Every entry needs to be written out again exactly.

--- INFORMATION Enclosed Below ---

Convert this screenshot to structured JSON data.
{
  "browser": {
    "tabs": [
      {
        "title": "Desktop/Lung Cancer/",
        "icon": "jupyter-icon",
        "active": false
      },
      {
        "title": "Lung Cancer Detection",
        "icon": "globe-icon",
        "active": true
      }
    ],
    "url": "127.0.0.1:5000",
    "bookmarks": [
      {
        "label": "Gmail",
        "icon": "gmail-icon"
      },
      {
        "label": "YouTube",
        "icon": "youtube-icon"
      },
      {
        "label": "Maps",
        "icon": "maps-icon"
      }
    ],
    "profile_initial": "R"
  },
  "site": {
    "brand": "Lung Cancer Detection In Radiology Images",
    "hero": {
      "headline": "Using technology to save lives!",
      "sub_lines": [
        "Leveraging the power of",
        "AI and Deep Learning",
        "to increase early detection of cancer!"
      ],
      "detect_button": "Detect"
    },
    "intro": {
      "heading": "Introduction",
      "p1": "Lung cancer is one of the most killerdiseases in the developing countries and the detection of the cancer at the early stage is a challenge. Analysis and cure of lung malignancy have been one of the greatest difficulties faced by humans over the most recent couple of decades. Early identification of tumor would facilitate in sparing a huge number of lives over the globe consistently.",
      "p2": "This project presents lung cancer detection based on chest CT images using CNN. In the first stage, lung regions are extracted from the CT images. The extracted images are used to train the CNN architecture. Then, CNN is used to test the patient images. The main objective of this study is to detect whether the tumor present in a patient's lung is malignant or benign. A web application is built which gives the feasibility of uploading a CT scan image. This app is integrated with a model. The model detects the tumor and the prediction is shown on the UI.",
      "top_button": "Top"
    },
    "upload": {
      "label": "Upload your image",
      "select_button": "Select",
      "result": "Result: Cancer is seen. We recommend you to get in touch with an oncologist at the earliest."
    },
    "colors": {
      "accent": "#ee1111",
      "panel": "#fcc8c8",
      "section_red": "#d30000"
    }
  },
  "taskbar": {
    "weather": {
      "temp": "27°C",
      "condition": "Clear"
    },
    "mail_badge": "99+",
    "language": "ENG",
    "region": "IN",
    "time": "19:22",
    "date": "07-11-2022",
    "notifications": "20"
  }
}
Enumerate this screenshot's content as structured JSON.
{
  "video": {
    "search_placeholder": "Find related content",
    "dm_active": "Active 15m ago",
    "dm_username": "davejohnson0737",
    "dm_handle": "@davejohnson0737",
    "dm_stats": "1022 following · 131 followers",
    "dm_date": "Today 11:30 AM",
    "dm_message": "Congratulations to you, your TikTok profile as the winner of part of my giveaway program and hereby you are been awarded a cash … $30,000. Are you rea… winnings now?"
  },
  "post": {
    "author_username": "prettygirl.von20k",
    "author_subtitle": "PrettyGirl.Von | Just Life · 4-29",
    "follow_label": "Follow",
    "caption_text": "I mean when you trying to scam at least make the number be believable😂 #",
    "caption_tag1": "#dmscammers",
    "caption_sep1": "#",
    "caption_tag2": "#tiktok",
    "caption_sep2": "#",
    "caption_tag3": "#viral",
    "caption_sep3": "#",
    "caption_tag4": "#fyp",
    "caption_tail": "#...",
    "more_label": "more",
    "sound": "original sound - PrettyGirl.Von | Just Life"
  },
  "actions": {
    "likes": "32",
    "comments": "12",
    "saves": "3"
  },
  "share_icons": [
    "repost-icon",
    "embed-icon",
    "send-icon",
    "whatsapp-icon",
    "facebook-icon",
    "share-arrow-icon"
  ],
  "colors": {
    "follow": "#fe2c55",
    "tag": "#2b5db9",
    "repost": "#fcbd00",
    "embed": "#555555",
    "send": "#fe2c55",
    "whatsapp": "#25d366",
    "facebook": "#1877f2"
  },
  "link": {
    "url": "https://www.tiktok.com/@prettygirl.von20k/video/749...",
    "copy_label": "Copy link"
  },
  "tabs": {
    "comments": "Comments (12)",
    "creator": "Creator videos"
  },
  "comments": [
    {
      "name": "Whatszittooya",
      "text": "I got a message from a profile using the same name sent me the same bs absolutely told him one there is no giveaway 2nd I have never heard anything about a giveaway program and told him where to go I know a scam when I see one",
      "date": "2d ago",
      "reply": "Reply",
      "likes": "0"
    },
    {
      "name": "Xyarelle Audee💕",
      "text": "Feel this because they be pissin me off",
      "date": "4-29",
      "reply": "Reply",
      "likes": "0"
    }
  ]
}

--- End of Enclosed INFORMATION ---

SOLUTION TO THIS EXERCISE:
Convert this screenshot to structured JSON data.
{
  "browser": {
    "tabs": [
      {
        "title": "Desktop/Lung Cancer/",
        "icon": "jupyter-icon",
        "active": false
      },
      {
        "title": "Lung Cancer Detection",
        "icon": "globe-icon",
        "active": true
      }
    ],
    "url": "127.0.0.1:5000",
    "bookmarks": [
      {
        "label": "Gmail",
        "icon": "gmail-icon"
      },
      {
        "label": "YouTube",
        "icon": "youtube-icon"
      },
      {
        "label": "Maps",
        "icon": "maps-icon"
      }
    ],
    "profile_initial": "R"
  },
  "site": {
    "brand": "Lung Cancer Detection In Radiology Images",
    "hero": {
      "headline": "Using technology to save lives!",
      "sub_lines": [
        "Leveraging the power of",
        "AI and Deep Learning",
        "to increase early detection of cancer!"
      ],
      "detect_button": "Detect"
    },
    "intro": {
      "heading": "Introduction",
      "p1": "Lung cancer is one of the most killerdiseases in the developing countries and the detection of the cancer at the early stage is a challenge. Analysis and cure of lung malignancy have been one of the greatest difficulties faced by humans over the most recent couple of decades. Early identification of tumor would facilitate in sparing a huge number of lives over the globe consistently.",
      "p2": "This project presents lung cancer detection based on chest CT images using CNN. In the first stage, lung regions are extracted from the CT images. The extracted images are used to train the CNN architecture. Then, CNN is used to test the patient images. The main objective of this study is to detect whether the tumor present in a patient's lung is malignant or benign. A web application is built which gives the feasibility of uploading a CT scan image. This app is integrated with a model. The model detects the tumor and the prediction is shown on the UI.",
      "top_button": "Top"
    },
    "upload": {
      "label": "Upload your image",
      "select_button": "Select",
      "result": "Result: Cancer is seen. We recommend you to get in touch with an oncologist at the earliest."
    },
    "colors": {
      "accent": "#ee1111",
      "panel": "#fcc8c8",
      "section_red": "#d30000"
    }
  },
  "taskbar": {
    "weather": {
      "temp": "27°C",
      "condition": "Clear"
    },
    "mail_badge": "99+",
    "language": "ENG",
    "region": "IN",
    "time": "19:22",
    "date": "07-11-2022",
    "notifications": "20"
  }
}
Enumerate this screenshot's content as structured JSON.
{
  "video": {
    "search_placeholder": "Find related content",
    "dm_active": "Active 15m ago",
    "dm_username": "davejohnson0737",
    "dm_handle": "@davejohnson0737",
    "dm_stats": "1022 following · 131 followers",
    "dm_date": "Today 11:30 AM",
    "dm_message": "Congratulations to you, your TikTok profile as the winner of part of my giveaway program and hereby you are been awarded a cash … $30,000. Are you rea… winnings now?"
  },
  "post": {
    "author_username": "prettygirl.von20k",
    "author_subtitle": "PrettyGirl.Von | Just Life · 4-29",
    "follow_label": "Follow",
    "caption_text": "I mean when you trying to scam at least make the number be believable😂 #",
    "caption_tag1": "#dmscammers",
    "caption_sep1": "#",
    "caption_tag2": "#tiktok",
    "caption_sep2": "#",
    "caption_tag3": "#viral",
    "caption_sep3": "#",
    "caption_tag4": "#fyp",
    "caption_tail": "#...",
    "more_label": "more",
    "sound": "original sound - PrettyGirl.Von | Just Life"
  },
  "actions": {
    "likes": "32",
    "comments": "12",
    "saves": "3"
  },
  "share_icons": [
    "repost-icon",
    "embed-icon",
    "send-icon",
    "whatsapp-icon",
    "facebook-icon",
    "share-arrow-icon"
  ],
  "colors": {
    "follow": "#fe2c55",
    "tag": "#2b5db9",
    "repost": "#fcbd00",
    "embed": "#555555",
    "send": "#fe2c55",
    "whatsapp": "#25d366",
    "facebook": "#1877f2"
  },
  "link": {
    "url": "https://www.tiktok.com/@prettygirl.von20k/video/749...",
    "copy_label": "Copy link"
  },
  "tabs": {
    "comments": "Comments (12)",
    "creator": "Creator videos"
  },
  "comments": [
    {
      "name": "Whatszittooya",
      "text": "I got a message from a profile using the same name sent me the same bs absolutely told him one there is no giveaway 2nd I have never heard anything about a giveaway program and told him where to go I know a scam when I see one",
      "date": "2d ago",
      "reply": "Reply",
      "likes": "0"
    },
    {
      "name": "Xyarelle Audee💕",
      "text": "Feel this because they be pissin me off",
      "date": "4-29",
      "reply": "Reply",
      "likes": "0"
    }
  ]
}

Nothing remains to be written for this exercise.